▶ **PROVIDED INFORMATION**
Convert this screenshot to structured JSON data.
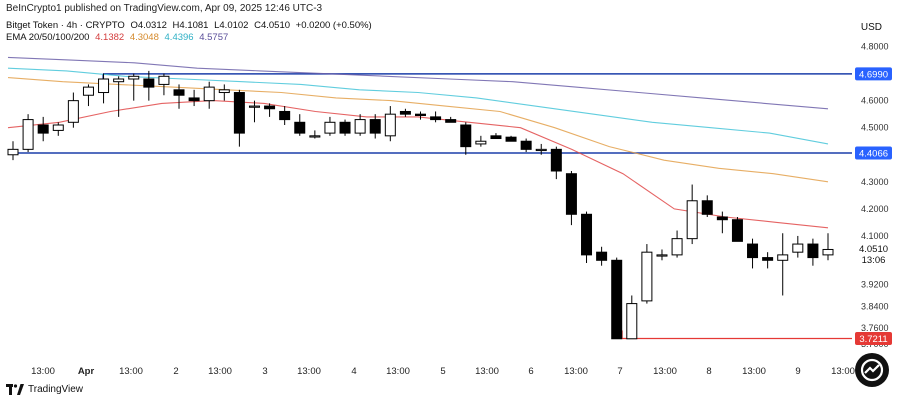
{
  "header": {
    "published": "BeInCrypto1 published on TradingView.com, Apr 09, 2025 12:46 UTC-3",
    "symbol_info": "Bitget Token · 4h · CRYPTO",
    "ohlc": {
      "o": "O4.0312",
      "h": "H4.1081",
      "l": "L4.0102",
      "c": "C4.0510",
      "change": "+0.0200 (+0.50%)"
    },
    "ema_title": "EMA 20/50/100/200",
    "ema_values": [
      "4.1382",
      "4.3048",
      "4.4396",
      "4.5757"
    ]
  },
  "currency": "USD",
  "footer": {
    "brand": "TradingView"
  },
  "colors": {
    "ema20": "#e04848",
    "ema50": "#e3a04a",
    "ema100": "#45c4d8",
    "ema200": "#6b5fa8",
    "level": "#2962ff",
    "support_red": "#e53935",
    "candle": "#000000"
  },
  "chart_data": {
    "type": "candlestick",
    "title": "Bitget Token · 4h · CRYPTO",
    "xlabel": "",
    "ylabel": "USD",
    "ylim": [
      3.66,
      4.85
    ],
    "x_tick_labels": [
      "13:00",
      "Apr",
      "13:00",
      "2",
      "13:00",
      "3",
      "13:00",
      "4",
      "13:00",
      "5",
      "13:00",
      "6",
      "13:00",
      "7",
      "13:00",
      "8",
      "13:00",
      "9",
      "13:00"
    ],
    "y_tick_labels": [
      4.8,
      4.6,
      4.5,
      4.3,
      4.2,
      4.1,
      4.0,
      3.92,
      3.84,
      3.76,
      3.7
    ],
    "price_labels": {
      "resistance": "4.6990",
      "level": "4.4066",
      "current": "4.0510",
      "countdown": "13:06",
      "support": "3.7211"
    },
    "horizontal_levels": [
      {
        "name": "resistance",
        "value": 4.699
      },
      {
        "name": "level",
        "value": 4.4066
      },
      {
        "name": "support",
        "value": 3.7211
      }
    ],
    "candles": [
      [
        4.4,
        4.45,
        4.38,
        4.42
      ],
      [
        4.42,
        4.55,
        4.41,
        4.53
      ],
      [
        4.51,
        4.54,
        4.45,
        4.48
      ],
      [
        4.49,
        4.52,
        4.47,
        4.51
      ],
      [
        4.52,
        4.63,
        4.5,
        4.6
      ],
      [
        4.62,
        4.66,
        4.58,
        4.65
      ],
      [
        4.63,
        4.7,
        4.59,
        4.68
      ],
      [
        4.67,
        4.69,
        4.54,
        4.68
      ],
      [
        4.68,
        4.7,
        4.6,
        4.69
      ],
      [
        4.68,
        4.71,
        4.6,
        4.65
      ],
      [
        4.66,
        4.7,
        4.62,
        4.69
      ],
      [
        4.64,
        4.66,
        4.57,
        4.62
      ],
      [
        4.61,
        4.64,
        4.58,
        4.6
      ],
      [
        4.6,
        4.67,
        4.57,
        4.65
      ],
      [
        4.63,
        4.66,
        4.6,
        4.64
      ],
      [
        4.63,
        4.64,
        4.43,
        4.48
      ],
      [
        4.58,
        4.6,
        4.52,
        4.58
      ],
      [
        4.58,
        4.59,
        4.54,
        4.57
      ],
      [
        4.56,
        4.58,
        4.51,
        4.53
      ],
      [
        4.52,
        4.55,
        4.47,
        4.48
      ],
      [
        4.47,
        4.49,
        4.46,
        4.47
      ],
      [
        4.48,
        4.54,
        4.47,
        4.52
      ],
      [
        4.52,
        4.53,
        4.47,
        4.48
      ],
      [
        4.48,
        4.55,
        4.47,
        4.53
      ],
      [
        4.53,
        4.55,
        4.46,
        4.48
      ],
      [
        4.47,
        4.58,
        4.45,
        4.55
      ],
      [
        4.56,
        4.57,
        4.54,
        4.55
      ],
      [
        4.55,
        4.56,
        4.53,
        4.545
      ],
      [
        4.54,
        4.56,
        4.52,
        4.53
      ],
      [
        4.53,
        4.54,
        4.52,
        4.52
      ],
      [
        4.51,
        4.52,
        4.4,
        4.43
      ],
      [
        4.44,
        4.47,
        4.43,
        4.45
      ],
      [
        4.47,
        4.48,
        4.46,
        4.46
      ],
      [
        4.465,
        4.47,
        4.45,
        4.45
      ],
      [
        4.45,
        4.46,
        4.41,
        4.42
      ],
      [
        4.42,
        4.44,
        4.4,
        4.42
      ],
      [
        4.42,
        4.43,
        4.31,
        4.34
      ],
      [
        4.33,
        4.34,
        4.14,
        4.18
      ],
      [
        4.18,
        4.19,
        4.0,
        4.03
      ],
      [
        4.04,
        4.06,
        3.99,
        4.01
      ],
      [
        4.01,
        4.02,
        3.72,
        3.72
      ],
      [
        3.72,
        3.88,
        3.72,
        3.85
      ],
      [
        3.86,
        4.07,
        3.85,
        4.04
      ],
      [
        4.03,
        4.05,
        4.01,
        4.03
      ],
      [
        4.03,
        4.12,
        4.02,
        4.09
      ],
      [
        4.09,
        4.29,
        4.07,
        4.23
      ],
      [
        4.23,
        4.25,
        4.17,
        4.18
      ],
      [
        4.17,
        4.19,
        4.11,
        4.16
      ],
      [
        4.16,
        4.17,
        4.08,
        4.08
      ],
      [
        4.07,
        4.09,
        3.98,
        4.02
      ],
      [
        4.02,
        4.04,
        3.98,
        4.01
      ],
      [
        4.01,
        4.11,
        3.88,
        4.03
      ],
      [
        4.04,
        4.1,
        4.02,
        4.07
      ],
      [
        4.07,
        4.09,
        3.99,
        4.02
      ],
      [
        4.03,
        4.11,
        4.01,
        4.05
      ]
    ],
    "ema_series": [
      {
        "name": "EMA 20",
        "values": [
          4.5,
          4.52,
          4.56,
          4.59,
          4.6,
          4.59,
          4.56,
          4.54,
          4.54,
          4.52,
          4.5,
          4.42,
          4.33,
          4.2,
          4.17,
          4.15,
          4.13
        ]
      },
      {
        "name": "EMA 50",
        "values": [
          4.685,
          4.67,
          4.66,
          4.65,
          4.64,
          4.63,
          4.61,
          4.6,
          4.58,
          4.56,
          4.5,
          4.43,
          4.38,
          4.35,
          4.33,
          4.3
        ]
      },
      {
        "name": "EMA 100",
        "values": [
          4.72,
          4.71,
          4.69,
          4.68,
          4.67,
          4.66,
          4.64,
          4.63,
          4.61,
          4.58,
          4.55,
          4.52,
          4.5,
          4.48,
          4.44
        ]
      },
      {
        "name": "EMA 200",
        "values": [
          4.76,
          4.75,
          4.74,
          4.72,
          4.71,
          4.7,
          4.69,
          4.68,
          4.67,
          4.65,
          4.63,
          4.61,
          4.59,
          4.57
        ]
      }
    ]
  }
}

▶ **EXERCISE BRIEF**
The listing above needs to be output again exactly. Don't include the pictures.

▶ **RESULT BELOW**
Convert this screenshot to structured JSON data.
{
  "header": {
    "published": "BeInCrypto1 published on TradingView.com, Apr 09, 2025 12:46 UTC-3",
    "symbol_info": "Bitget Token · 4h · CRYPTO",
    "ohlc": {
      "o": "O4.0312",
      "h": "H4.1081",
      "l": "L4.0102",
      "c": "C4.0510",
      "change": "+0.0200 (+0.50%)"
    },
    "ema_title": "EMA 20/50/100/200",
    "ema_values": [
      "4.1382",
      "4.3048",
      "4.4396",
      "4.5757"
    ]
  },
  "currency": "USD",
  "footer": {
    "brand": "TradingView"
  },
  "colors": {
    "ema20": "#e04848",
    "ema50": "#e3a04a",
    "ema100": "#45c4d8",
    "ema200": "#6b5fa8",
    "level": "#2962ff",
    "support_red": "#e53935",
    "candle": "#000000"
  },
  "chart_data": {
    "type": "candlestick",
    "title": "Bitget Token · 4h · CRYPTO",
    "xlabel": "",
    "ylabel": "USD",
    "ylim": [
      3.66,
      4.85
    ],
    "x_tick_labels": [
      "13:00",
      "Apr",
      "13:00",
      "2",
      "13:00",
      "3",
      "13:00",
      "4",
      "13:00",
      "5",
      "13:00",
      "6",
      "13:00",
      "7",
      "13:00",
      "8",
      "13:00",
      "9",
      "13:00"
    ],
    "y_tick_labels": [
      4.8,
      4.6,
      4.5,
      4.3,
      4.2,
      4.1,
      4.0,
      3.92,
      3.84,
      3.76,
      3.7
    ],
    "price_labels": {
      "resistance": "4.6990",
      "level": "4.4066",
      "current": "4.0510",
      "countdown": "13:06",
      "support": "3.7211"
    },
    "horizontal_levels": [
      {
        "name": "resistance",
        "value": 4.699
      },
      {
        "name": "level",
        "value": 4.4066
      },
      {
        "name": "support",
        "value": 3.7211
      }
    ],
    "candles": [
      [
        4.4,
        4.45,
        4.38,
        4.42
      ],
      [
        4.42,
        4.55,
        4.41,
        4.53
      ],
      [
        4.51,
        4.54,
        4.45,
        4.48
      ],
      [
        4.49,
        4.52,
        4.47,
        4.51
      ],
      [
        4.52,
        4.63,
        4.5,
        4.6
      ],
      [
        4.62,
        4.66,
        4.58,
        4.65
      ],
      [
        4.63,
        4.7,
        4.59,
        4.68
      ],
      [
        4.67,
        4.69,
        4.54,
        4.68
      ],
      [
        4.68,
        4.7,
        4.6,
        4.69
      ],
      [
        4.68,
        4.71,
        4.6,
        4.65
      ],
      [
        4.66,
        4.7,
        4.62,
        4.69
      ],
      [
        4.64,
        4.66,
        4.57,
        4.62
      ],
      [
        4.61,
        4.64,
        4.58,
        4.6
      ],
      [
        4.6,
        4.67,
        4.57,
        4.65
      ],
      [
        4.63,
        4.66,
        4.6,
        4.64
      ],
      [
        4.63,
        4.64,
        4.43,
        4.48
      ],
      [
        4.58,
        4.6,
        4.52,
        4.58
      ],
      [
        4.58,
        4.59,
        4.54,
        4.57
      ],
      [
        4.56,
        4.58,
        4.51,
        4.53
      ],
      [
        4.52,
        4.55,
        4.47,
        4.48
      ],
      [
        4.47,
        4.49,
        4.46,
        4.47
      ],
      [
        4.48,
        4.54,
        4.47,
        4.52
      ],
      [
        4.52,
        4.53,
        4.47,
        4.48
      ],
      [
        4.48,
        4.55,
        4.47,
        4.53
      ],
      [
        4.53,
        4.55,
        4.46,
        4.48
      ],
      [
        4.47,
        4.58,
        4.45,
        4.55
      ],
      [
        4.56,
        4.57,
        4.54,
        4.55
      ],
      [
        4.55,
        4.56,
        4.53,
        4.545
      ],
      [
        4.54,
        4.56,
        4.52,
        4.53
      ],
      [
        4.53,
        4.54,
        4.52,
        4.52
      ],
      [
        4.51,
        4.52,
        4.4,
        4.43
      ],
      [
        4.44,
        4.47,
        4.43,
        4.45
      ],
      [
        4.47,
        4.48,
        4.46,
        4.46
      ],
      [
        4.465,
        4.47,
        4.45,
        4.45
      ],
      [
        4.45,
        4.46,
        4.41,
        4.42
      ],
      [
        4.42,
        4.44,
        4.4,
        4.42
      ],
      [
        4.42,
        4.43,
        4.31,
        4.34
      ],
      [
        4.33,
        4.34,
        4.14,
        4.18
      ],
      [
        4.18,
        4.19,
        4.0,
        4.03
      ],
      [
        4.04,
        4.06,
        3.99,
        4.01
      ],
      [
        4.01,
        4.02,
        3.72,
        3.72
      ],
      [
        3.72,
        3.88,
        3.72,
        3.85
      ],
      [
        3.86,
        4.07,
        3.85,
        4.04
      ],
      [
        4.03,
        4.05,
        4.01,
        4.03
      ],
      [
        4.03,
        4.12,
        4.02,
        4.09
      ],
      [
        4.09,
        4.29,
        4.07,
        4.23
      ],
      [
        4.23,
        4.25,
        4.17,
        4.18
      ],
      [
        4.17,
        4.19,
        4.11,
        4.16
      ],
      [
        4.16,
        4.17,
        4.08,
        4.08
      ],
      [
        4.07,
        4.09,
        3.98,
        4.02
      ],
      [
        4.02,
        4.04,
        3.98,
        4.01
      ],
      [
        4.01,
        4.11,
        3.88,
        4.03
      ],
      [
        4.04,
        4.1,
        4.02,
        4.07
      ],
      [
        4.07,
        4.09,
        3.99,
        4.02
      ],
      [
        4.03,
        4.11,
        4.01,
        4.05
      ]
    ],
    "ema_series": [
      {
        "name": "EMA 20",
        "values": [
          4.5,
          4.52,
          4.56,
          4.59,
          4.6,
          4.59,
          4.56,
          4.54,
          4.54,
          4.52,
          4.5,
          4.42,
          4.33,
          4.2,
          4.17,
          4.15,
          4.13
        ]
      },
      {
        "name": "EMA 50",
        "values": [
          4.685,
          4.67,
          4.66,
          4.65,
          4.64,
          4.63,
          4.61,
          4.6,
          4.58,
          4.56,
          4.5,
          4.43,
          4.38,
          4.35,
          4.33,
          4.3
        ]
      },
      {
        "name": "EMA 100",
        "values": [
          4.72,
          4.71,
          4.69,
          4.68,
          4.67,
          4.66,
          4.64,
          4.63,
          4.61,
          4.58,
          4.55,
          4.52,
          4.5,
          4.48,
          4.44
        ]
      },
      {
        "name": "EMA 200",
        "values": [
          4.76,
          4.75,
          4.74,
          4.72,
          4.71,
          4.7,
          4.69,
          4.68,
          4.67,
          4.65,
          4.63,
          4.61,
          4.59,
          4.57
        ]
      }
    ]
  }
}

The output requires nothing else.